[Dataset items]
----------

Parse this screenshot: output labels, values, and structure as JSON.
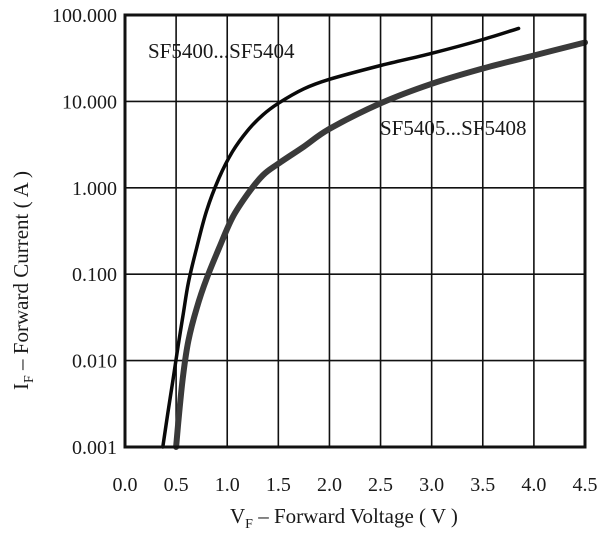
{
  "chart_data": {
    "type": "line",
    "x_axis": {
      "label_main": "V",
      "label_sub": "F",
      "label_rest": " – Forward Voltage ( V )",
      "range": [
        0,
        4.5
      ],
      "ticks": [
        {
          "value": 0,
          "label": "0.0"
        },
        {
          "value": 0.5,
          "label": "0.5"
        },
        {
          "value": 1.0,
          "label": "1.0"
        },
        {
          "value": 1.5,
          "label": "1.5"
        },
        {
          "value": 2.0,
          "label": "2.0"
        },
        {
          "value": 2.5,
          "label": "2.5"
        },
        {
          "value": 3.0,
          "label": "3.0"
        },
        {
          "value": 3.5,
          "label": "3.5"
        },
        {
          "value": 4.0,
          "label": "4.0"
        },
        {
          "value": 4.5,
          "label": "4.5"
        }
      ]
    },
    "y_axis": {
      "label_main": "I",
      "label_sub": "F",
      "label_rest": " – Forward Current ( A )",
      "scale": "log",
      "range": [
        0.001,
        100
      ],
      "ticks": [
        {
          "value": 0.001,
          "label": "0.001"
        },
        {
          "value": 0.01,
          "label": "0.010"
        },
        {
          "value": 0.1,
          "label": "0.100"
        },
        {
          "value": 1,
          "label": "1.000"
        },
        {
          "value": 10,
          "label": "10.000"
        },
        {
          "value": 100,
          "label": "100.000"
        }
      ]
    },
    "grid": true,
    "series": [
      {
        "name": "SF5400...SF5404",
        "color": "#0a0a0a",
        "points": [
          [
            0.37,
            0.001
          ],
          [
            0.42,
            0.0025
          ],
          [
            0.47,
            0.006
          ],
          [
            0.52,
            0.015
          ],
          [
            0.57,
            0.035
          ],
          [
            0.62,
            0.08
          ],
          [
            0.7,
            0.2
          ],
          [
            0.8,
            0.55
          ],
          [
            0.92,
            1.3
          ],
          [
            1.05,
            2.6
          ],
          [
            1.2,
            4.6
          ],
          [
            1.35,
            7.0
          ],
          [
            1.5,
            9.5
          ],
          [
            1.75,
            14
          ],
          [
            2.0,
            18
          ],
          [
            2.5,
            26
          ],
          [
            3.0,
            36
          ],
          [
            3.5,
            52
          ],
          [
            3.85,
            70
          ]
        ]
      },
      {
        "name": "SF5405...SF5408",
        "color": "#3a3a3a",
        "points": [
          [
            0.5,
            0.001
          ],
          [
            0.53,
            0.0025
          ],
          [
            0.57,
            0.007
          ],
          [
            0.62,
            0.017
          ],
          [
            0.7,
            0.04
          ],
          [
            0.8,
            0.09
          ],
          [
            0.92,
            0.2
          ],
          [
            1.05,
            0.45
          ],
          [
            1.2,
            0.85
          ],
          [
            1.35,
            1.4
          ],
          [
            1.5,
            1.9
          ],
          [
            1.75,
            3.0
          ],
          [
            2.0,
            4.8
          ],
          [
            2.5,
            9.5
          ],
          [
            3.0,
            16
          ],
          [
            3.5,
            24
          ],
          [
            4.0,
            34
          ],
          [
            4.5,
            48
          ]
        ]
      }
    ]
  }
}
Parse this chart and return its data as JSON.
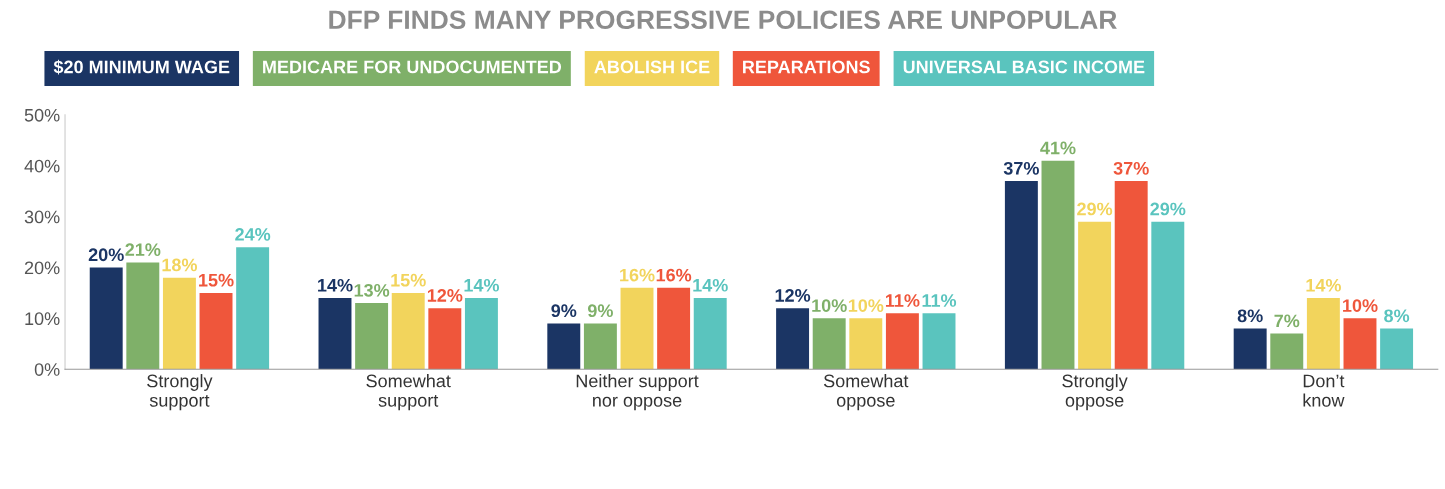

----------

:: Description of the task ::
Report how many lines in these entries contain "Forward". Answer with the number only.

:: Finished answer ::
2